> [INSTRUCTIONS TO FOLLOW] Read the lines that follow and tally those with the word "Module"; give the number and nothing else.

> [SOURCE MATERIAL]
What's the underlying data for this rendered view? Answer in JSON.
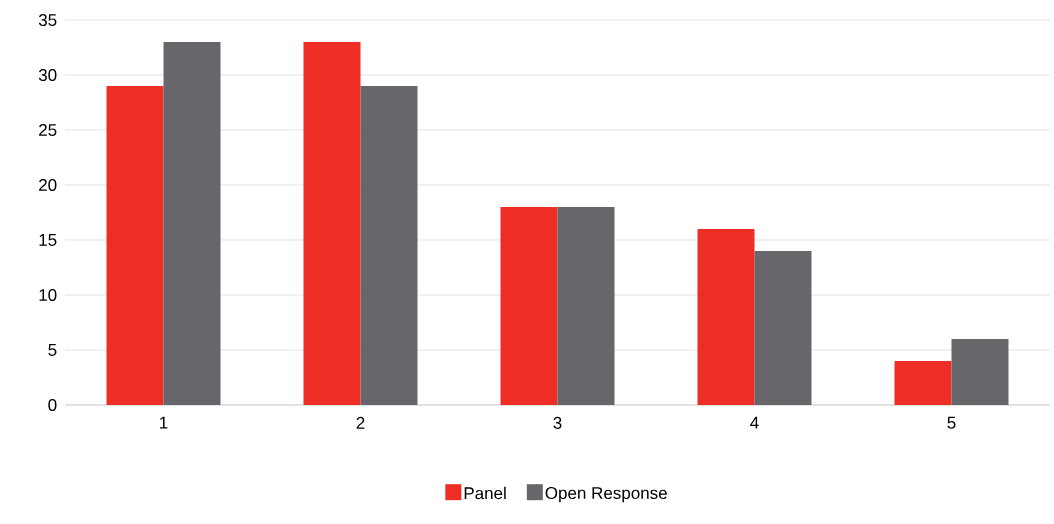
{
  "chart_data": {
    "type": "bar",
    "categories": [
      "1",
      "2",
      "3",
      "4",
      "5"
    ],
    "series": [
      {
        "name": "Panel",
        "color": "#ee2e24",
        "values": [
          29,
          33,
          18,
          16,
          4
        ]
      },
      {
        "name": "Open Response",
        "color": "#67676b",
        "values": [
          33,
          29,
          18,
          14,
          6
        ]
      }
    ],
    "ylim": [
      0,
      35
    ],
    "yticks": [
      0,
      5,
      10,
      15,
      20,
      25,
      30,
      35
    ],
    "grid": "y",
    "legend": "bottom"
  }
}
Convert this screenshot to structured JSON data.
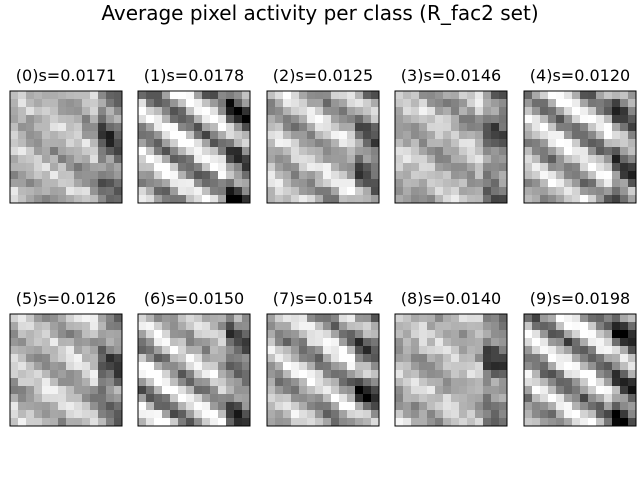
{
  "chart_data": {
    "type": "heatmap",
    "title": "Average pixel activity per class (R_fac2 set)",
    "colormap": "gray_r",
    "grid": false,
    "axes_visible": false,
    "image_resolution": 14,
    "panels": [
      {
        "label": "(0)s=0.0171",
        "class": 0,
        "s": 0.0171
      },
      {
        "label": "(1)s=0.0178",
        "class": 1,
        "s": 0.0178
      },
      {
        "label": "(2)s=0.0125",
        "class": 2,
        "s": 0.0125
      },
      {
        "label": "(3)s=0.0146",
        "class": 3,
        "s": 0.0146
      },
      {
        "label": "(4)s=0.0120",
        "class": 4,
        "s": 0.012
      },
      {
        "label": "(5)s=0.0126",
        "class": 5,
        "s": 0.0126
      },
      {
        "label": "(6)s=0.0150",
        "class": 6,
        "s": 0.015
      },
      {
        "label": "(7)s=0.0154",
        "class": 7,
        "s": 0.0154
      },
      {
        "label": "(8)s=0.0140",
        "class": 8,
        "s": 0.014
      },
      {
        "label": "(9)s=0.0198",
        "class": 9,
        "s": 0.0198
      }
    ]
  }
}
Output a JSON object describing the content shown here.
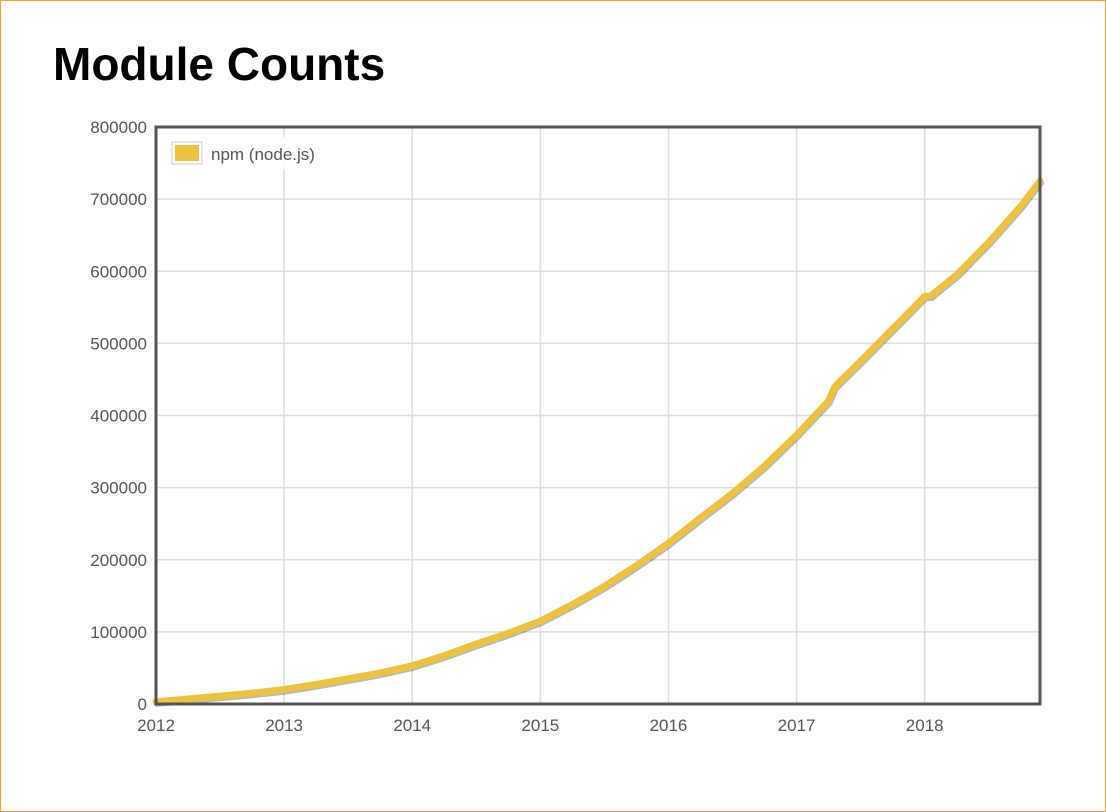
{
  "page": {
    "title": "Module Counts"
  },
  "colors": {
    "series": "#edc240",
    "frame": "#f0a030",
    "grid": "#dddddd",
    "axis": "#545454",
    "text": "#555555"
  },
  "chart_data": {
    "type": "line",
    "title": "Module Counts",
    "xlabel": "",
    "ylabel": "",
    "xlim": [
      2012.0,
      2018.9
    ],
    "ylim": [
      0,
      800000
    ],
    "x_ticks": [
      "2012",
      "2013",
      "2014",
      "2015",
      "2016",
      "2017",
      "2018"
    ],
    "y_ticks": [
      "0",
      "100000",
      "200000",
      "300000",
      "400000",
      "500000",
      "600000",
      "700000",
      "800000"
    ],
    "grid": true,
    "legend": {
      "position": "top-left",
      "entries": [
        "npm (node.js)"
      ]
    },
    "series": [
      {
        "name": "npm (node.js)",
        "color": "#edc240",
        "x": [
          2012.0,
          2012.25,
          2012.5,
          2012.75,
          2013.0,
          2013.25,
          2013.5,
          2013.75,
          2014.0,
          2014.25,
          2014.5,
          2014.75,
          2015.0,
          2015.25,
          2015.5,
          2015.75,
          2016.0,
          2016.25,
          2016.5,
          2016.75,
          2017.0,
          2017.25,
          2017.3,
          2017.5,
          2017.75,
          2018.0,
          2018.05,
          2018.25,
          2018.5,
          2018.75,
          2018.9
        ],
        "values": [
          3000,
          7000,
          11000,
          15000,
          20000,
          27000,
          35000,
          43000,
          53000,
          67000,
          83000,
          98000,
          115000,
          138000,
          163000,
          192000,
          223000,
          258000,
          292000,
          330000,
          373000,
          420000,
          440000,
          475000,
          520000,
          565000,
          566000,
          595000,
          640000,
          690000,
          725000
        ]
      }
    ]
  }
}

> [EXERCISE OUTPUT] 2